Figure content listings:
——

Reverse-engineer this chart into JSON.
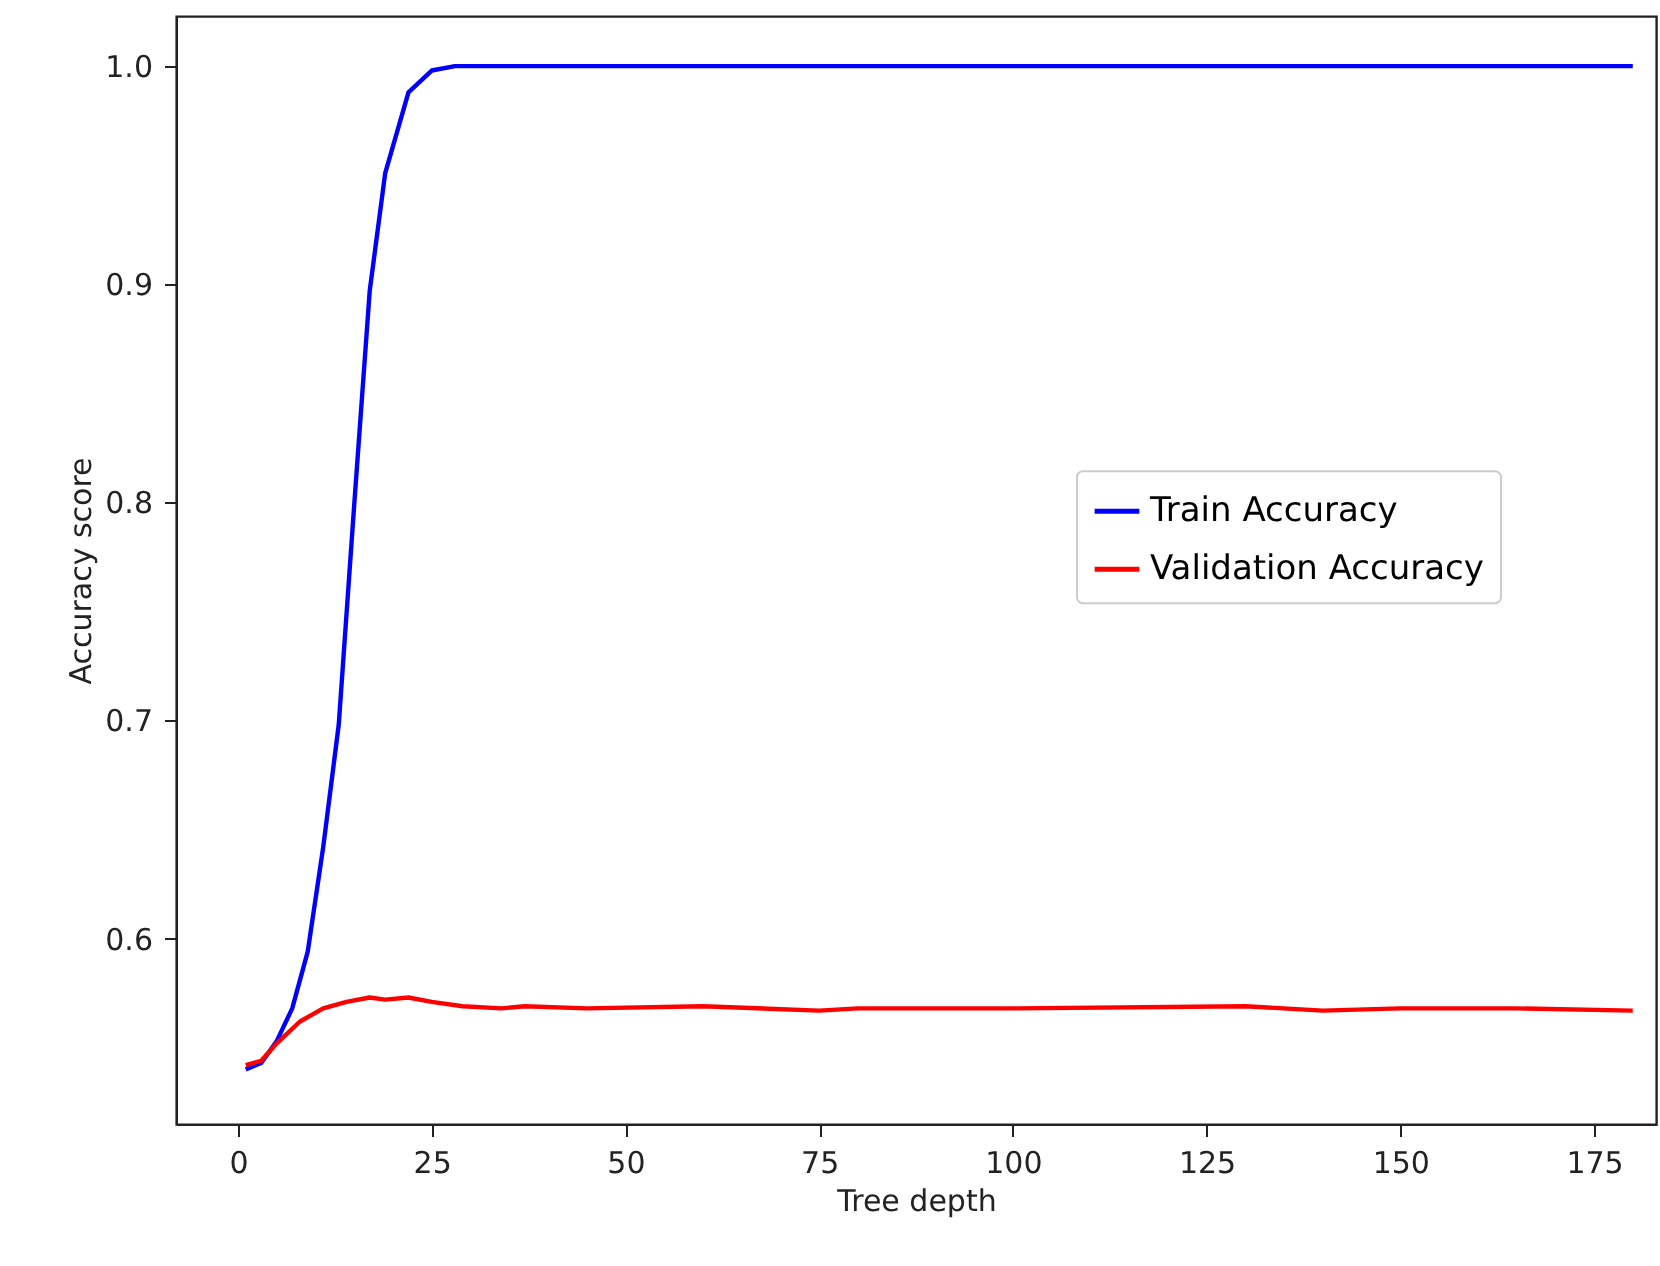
{
  "chart_data": {
    "type": "line",
    "xlabel": "Tree depth",
    "ylabel": "Accuracy score",
    "xlim": [
      -8,
      183
    ],
    "xticks": [
      0,
      25,
      50,
      75,
      100,
      125,
      150,
      175
    ],
    "ylim": [
      0.515,
      1.023
    ],
    "yticks": [
      0.6,
      0.7,
      0.8,
      0.9,
      {
        "value": 1.0,
        "label": "1.0"
      }
    ],
    "grid": false,
    "legend": "right",
    "marker": "none",
    "line_style": "solid",
    "series": [
      {
        "name": "Train Accuracy",
        "color": "#0000ff",
        "x": [
          1,
          3,
          5,
          7,
          9,
          11,
          13,
          15,
          17,
          19,
          22,
          25,
          28,
          31,
          40,
          60,
          80,
          100,
          120,
          140,
          160,
          180
        ],
        "values": [
          0.54,
          0.543,
          0.553,
          0.568,
          0.594,
          0.642,
          0.698,
          0.799,
          0.897,
          0.951,
          0.988,
          0.998,
          1.0,
          1.0,
          1.0,
          1.0,
          1.0,
          1.0,
          1.0,
          1.0,
          1.0,
          1.0
        ]
      },
      {
        "name": "Validation Accuracy",
        "color": "#ff0000",
        "x": [
          1,
          3,
          5,
          8,
          11,
          14,
          17,
          19,
          22,
          25,
          29,
          34,
          37,
          45,
          60,
          75,
          80,
          100,
          130,
          140,
          150,
          165,
          180
        ],
        "values": [
          0.542,
          0.544,
          0.552,
          0.562,
          0.568,
          0.571,
          0.573,
          0.572,
          0.573,
          0.571,
          0.569,
          0.568,
          0.569,
          0.568,
          0.569,
          0.567,
          0.568,
          0.568,
          0.569,
          0.567,
          0.568,
          0.568,
          0.567
        ]
      }
    ]
  }
}
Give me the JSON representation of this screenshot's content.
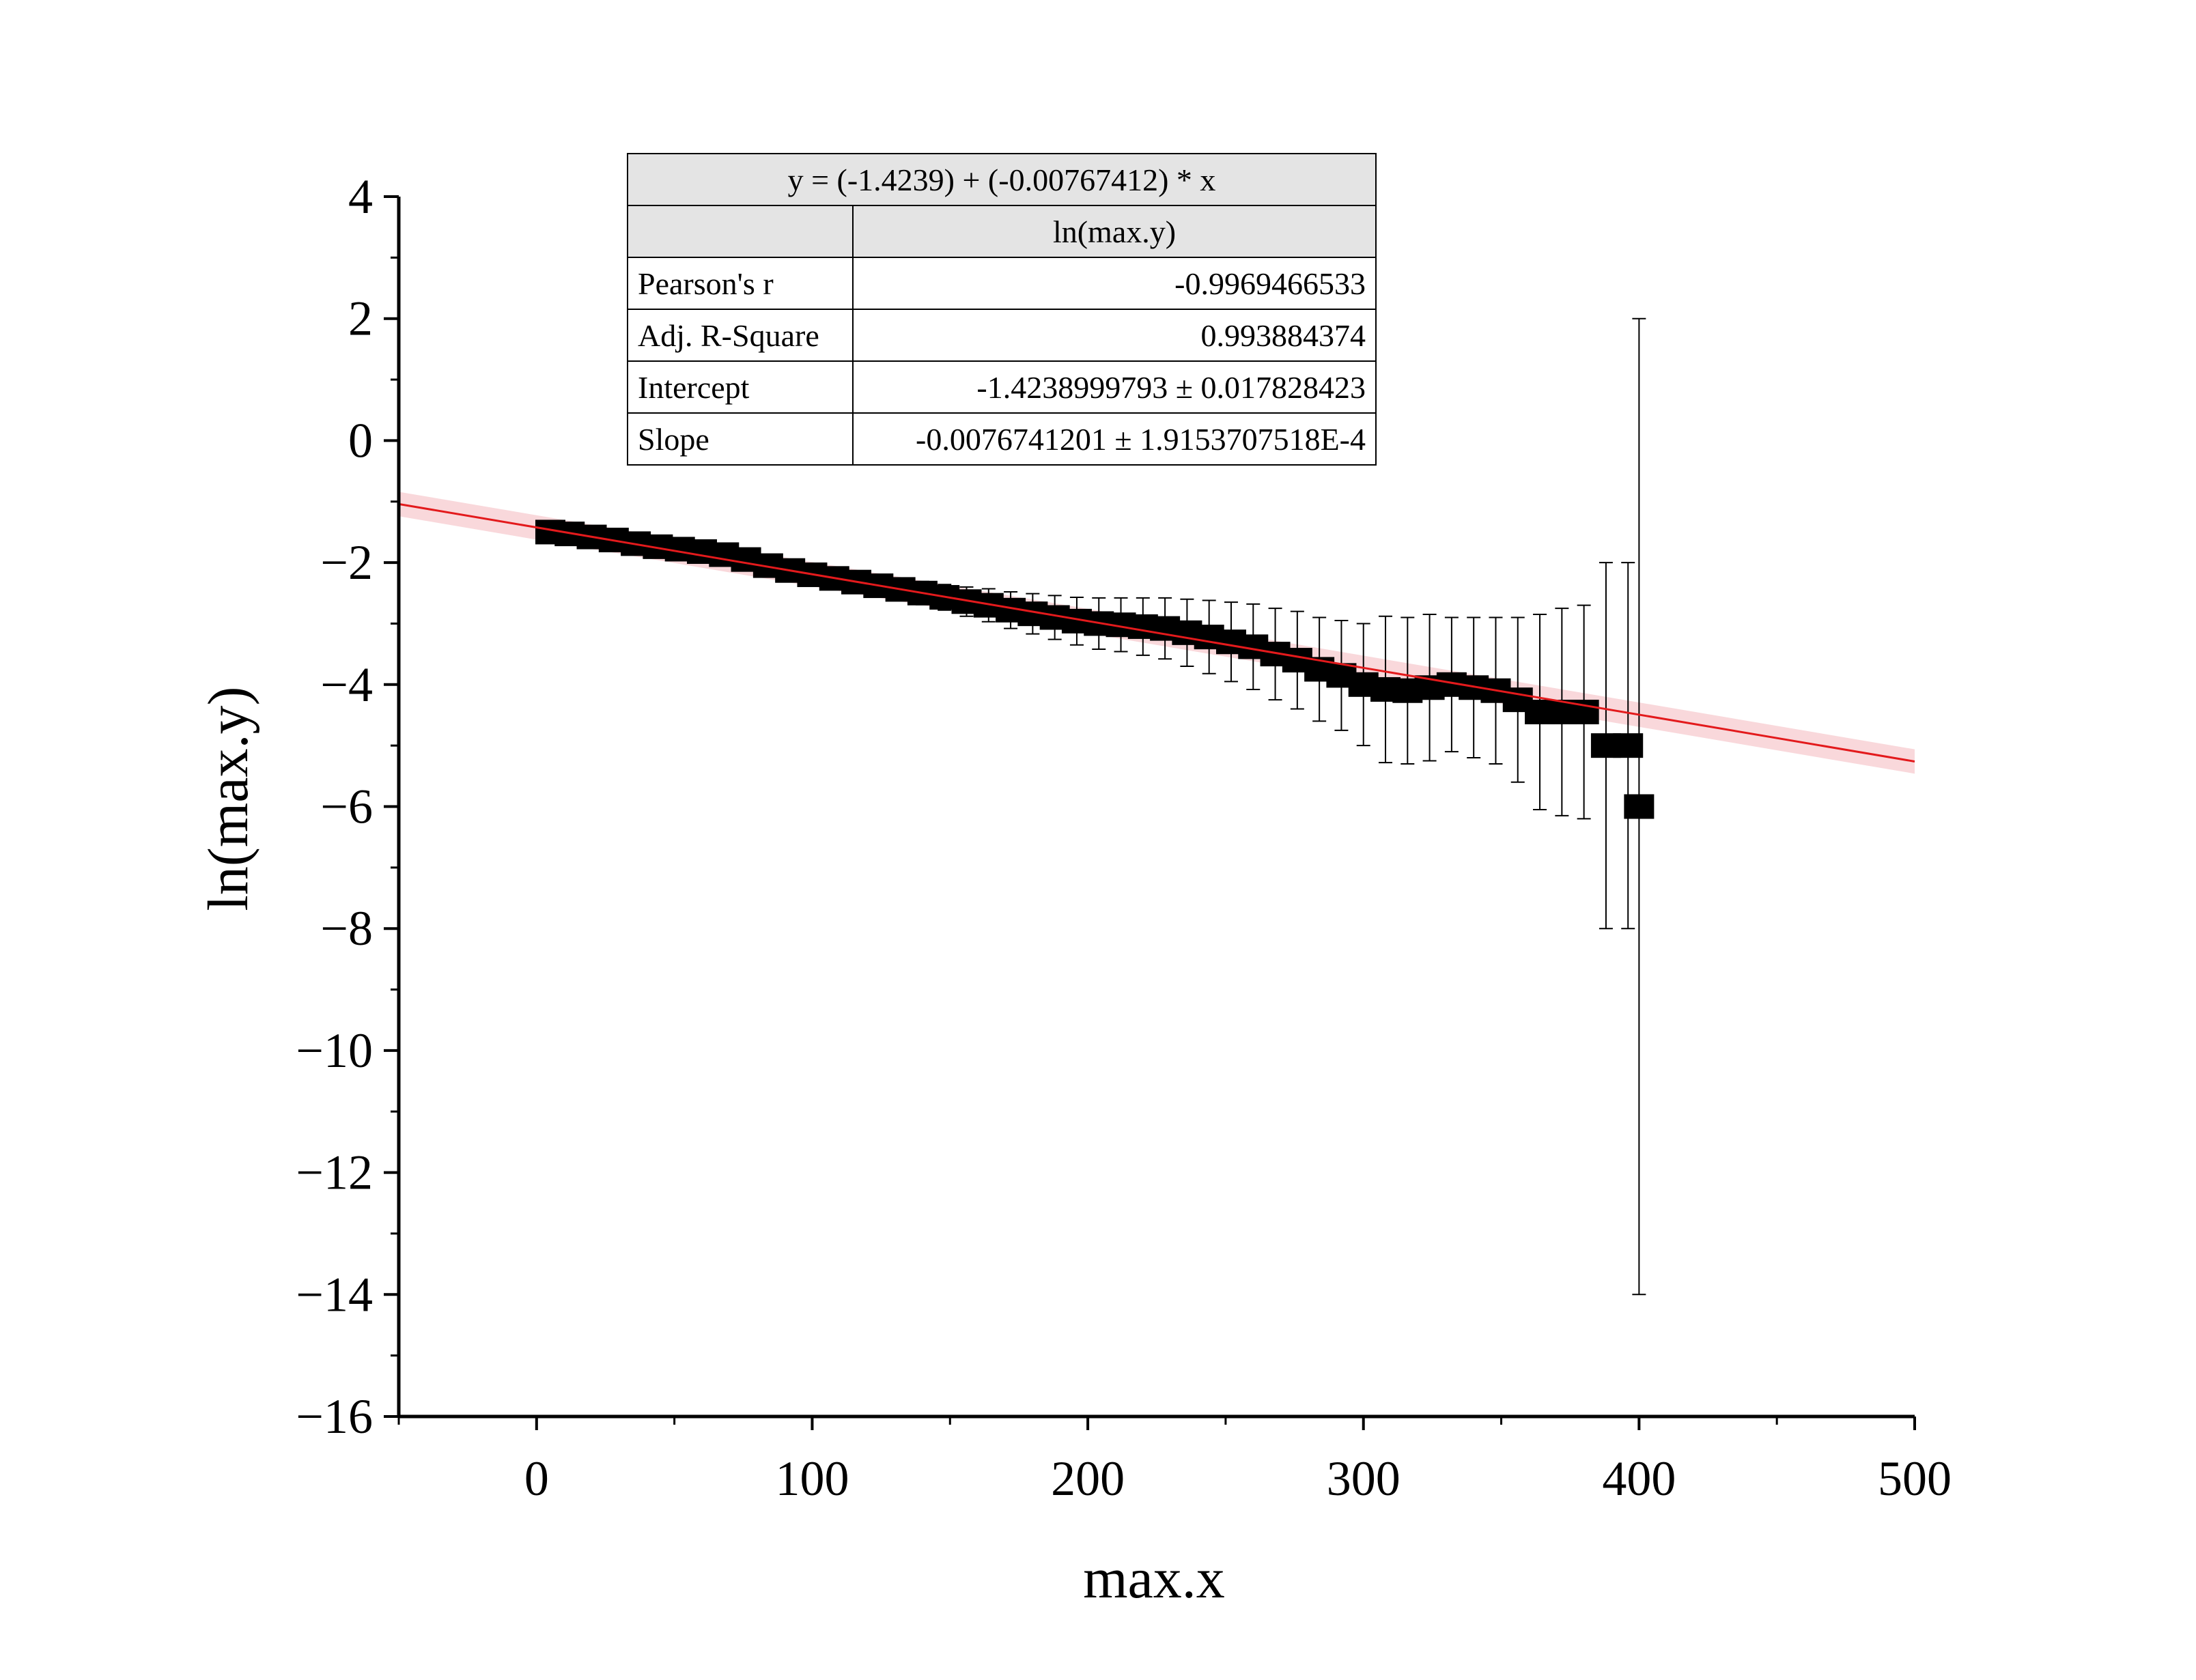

——

> **Aim**: Restate the listing above word for word, and skip the pictures.

> **Task output**:
Reverse-engineer this chart into JSON.
{
  "chart_data": {
    "type": "line",
    "xlabel": "Tree depth",
    "ylabel": "Accuracy score",
    "xlim": [
      -8,
      183
    ],
    "xticks": [
      0,
      25,
      50,
      75,
      100,
      125,
      150,
      175
    ],
    "ylim": [
      0.515,
      1.023
    ],
    "yticks": [
      0.6,
      0.7,
      0.8,
      0.9,
      {
        "value": 1.0,
        "label": "1.0"
      }
    ],
    "grid": false,
    "legend": "right",
    "marker": "none",
    "line_style": "solid",
    "series": [
      {
        "name": "Train Accuracy",
        "color": "#0000ff",
        "x": [
          1,
          3,
          5,
          7,
          9,
          11,
          13,
          15,
          17,
          19,
          22,
          25,
          28,
          31,
          40,
          60,
          80,
          100,
          120,
          140,
          160,
          180
        ],
        "values": [
          0.54,
          0.543,
          0.553,
          0.568,
          0.594,
          0.642,
          0.698,
          0.799,
          0.897,
          0.951,
          0.988,
          0.998,
          1.0,
          1.0,
          1.0,
          1.0,
          1.0,
          1.0,
          1.0,
          1.0,
          1.0,
          1.0
        ]
      },
      {
        "name": "Validation Accuracy",
        "color": "#ff0000",
        "x": [
          1,
          3,
          5,
          8,
          11,
          14,
          17,
          19,
          22,
          25,
          29,
          34,
          37,
          45,
          60,
          75,
          80,
          100,
          130,
          140,
          150,
          165,
          180
        ],
        "values": [
          0.542,
          0.544,
          0.552,
          0.562,
          0.568,
          0.571,
          0.573,
          0.572,
          0.573,
          0.571,
          0.569,
          0.568,
          0.569,
          0.568,
          0.569,
          0.567,
          0.568,
          0.568,
          0.569,
          0.567,
          0.568,
          0.568,
          0.567
        ]
      }
    ]
  }
}
Give me the JSON representation of this screenshot's content.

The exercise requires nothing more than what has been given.